__WRITTEN EXERCISE__: Repeat every line below exactly as it reads.
━━ GIVEN ENTRIES
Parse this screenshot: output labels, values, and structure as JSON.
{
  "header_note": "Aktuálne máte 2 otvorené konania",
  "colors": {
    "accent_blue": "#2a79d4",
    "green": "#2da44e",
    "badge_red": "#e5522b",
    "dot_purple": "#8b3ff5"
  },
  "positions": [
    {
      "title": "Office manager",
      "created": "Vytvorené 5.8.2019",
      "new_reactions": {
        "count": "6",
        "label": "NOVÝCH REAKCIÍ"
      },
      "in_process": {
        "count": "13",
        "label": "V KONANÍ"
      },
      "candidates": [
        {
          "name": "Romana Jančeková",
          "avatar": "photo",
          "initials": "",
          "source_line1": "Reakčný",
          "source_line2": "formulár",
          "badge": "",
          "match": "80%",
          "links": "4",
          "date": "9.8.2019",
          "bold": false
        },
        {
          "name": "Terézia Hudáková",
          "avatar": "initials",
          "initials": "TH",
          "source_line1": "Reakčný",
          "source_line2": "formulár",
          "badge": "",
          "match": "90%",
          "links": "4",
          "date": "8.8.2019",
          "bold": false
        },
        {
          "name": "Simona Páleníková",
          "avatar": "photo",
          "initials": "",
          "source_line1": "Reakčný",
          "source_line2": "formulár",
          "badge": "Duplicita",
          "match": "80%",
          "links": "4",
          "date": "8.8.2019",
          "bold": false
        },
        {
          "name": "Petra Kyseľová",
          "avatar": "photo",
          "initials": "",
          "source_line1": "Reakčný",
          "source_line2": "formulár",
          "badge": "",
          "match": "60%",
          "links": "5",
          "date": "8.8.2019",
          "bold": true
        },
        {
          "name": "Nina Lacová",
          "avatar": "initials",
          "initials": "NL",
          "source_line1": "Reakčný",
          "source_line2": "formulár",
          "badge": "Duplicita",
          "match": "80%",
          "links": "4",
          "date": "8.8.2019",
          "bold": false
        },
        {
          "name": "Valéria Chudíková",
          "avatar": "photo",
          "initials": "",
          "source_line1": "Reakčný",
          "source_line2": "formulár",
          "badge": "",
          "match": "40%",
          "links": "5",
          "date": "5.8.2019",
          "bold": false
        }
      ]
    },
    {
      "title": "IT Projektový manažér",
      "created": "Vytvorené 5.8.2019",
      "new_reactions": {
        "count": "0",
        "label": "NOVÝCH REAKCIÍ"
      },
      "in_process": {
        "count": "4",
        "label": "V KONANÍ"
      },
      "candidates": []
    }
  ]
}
━━━━
__FULL SOLUTION__:
Parse this screenshot: output labels, values, and structure as JSON.
{
  "header_note": "Aktuálne máte 2 otvorené konania",
  "colors": {
    "accent_blue": "#2a79d4",
    "green": "#2da44e",
    "badge_red": "#e5522b",
    "dot_purple": "#8b3ff5"
  },
  "positions": [
    {
      "title": "Office manager",
      "created": "Vytvorené 5.8.2019",
      "new_reactions": {
        "count": "6",
        "label": "NOVÝCH REAKCIÍ"
      },
      "in_process": {
        "count": "13",
        "label": "V KONANÍ"
      },
      "candidates": [
        {
          "name": "Romana Jančeková",
          "avatar": "photo",
          "initials": "",
          "source_line1": "Reakčný",
          "source_line2": "formulár",
          "badge": "",
          "match": "80%",
          "links": "4",
          "date": "9.8.2019",
          "bold": false
        },
        {
          "name": "Terézia Hudáková",
          "avatar": "initials",
          "initials": "TH",
          "source_line1": "Reakčný",
          "source_line2": "formulár",
          "badge": "",
          "match": "90%",
          "links": "4",
          "date": "8.8.2019",
          "bold": false
        },
        {
          "name": "Simona Páleníková",
          "avatar": "photo",
          "initials": "",
          "source_line1": "Reakčný",
          "source_line2": "formulár",
          "badge": "Duplicita",
          "match": "80%",
          "links": "4",
          "date": "8.8.2019",
          "bold": false
        },
        {
          "name": "Petra Kyseľová",
          "avatar": "photo",
          "initials": "",
          "source_line1": "Reakčný",
          "source_line2": "formulár",
          "badge": "",
          "match": "60%",
          "links": "5",
          "date": "8.8.2019",
          "bold": true
        },
        {
          "name": "Nina Lacová",
          "avatar": "initials",
          "initials": "NL",
          "source_line1": "Reakčný",
          "source_line2": "formulár",
          "badge": "Duplicita",
          "match": "80%",
          "links": "4",
          "date": "8.8.2019",
          "bold": false
        },
        {
          "name": "Valéria Chudíková",
          "avatar": "photo",
          "initials": "",
          "source_line1": "Reakčný",
          "source_line2": "formulár",
          "badge": "",
          "match": "40%",
          "links": "5",
          "date": "5.8.2019",
          "bold": false
        }
      ]
    },
    {
      "title": "IT Projektový manažér",
      "created": "Vytvorené 5.8.2019",
      "new_reactions": {
        "count": "0",
        "label": "NOVÝCH REAKCIÍ"
      },
      "in_process": {
        "count": "4",
        "label": "V KONANÍ"
      },
      "candidates": []
    }
  ]
}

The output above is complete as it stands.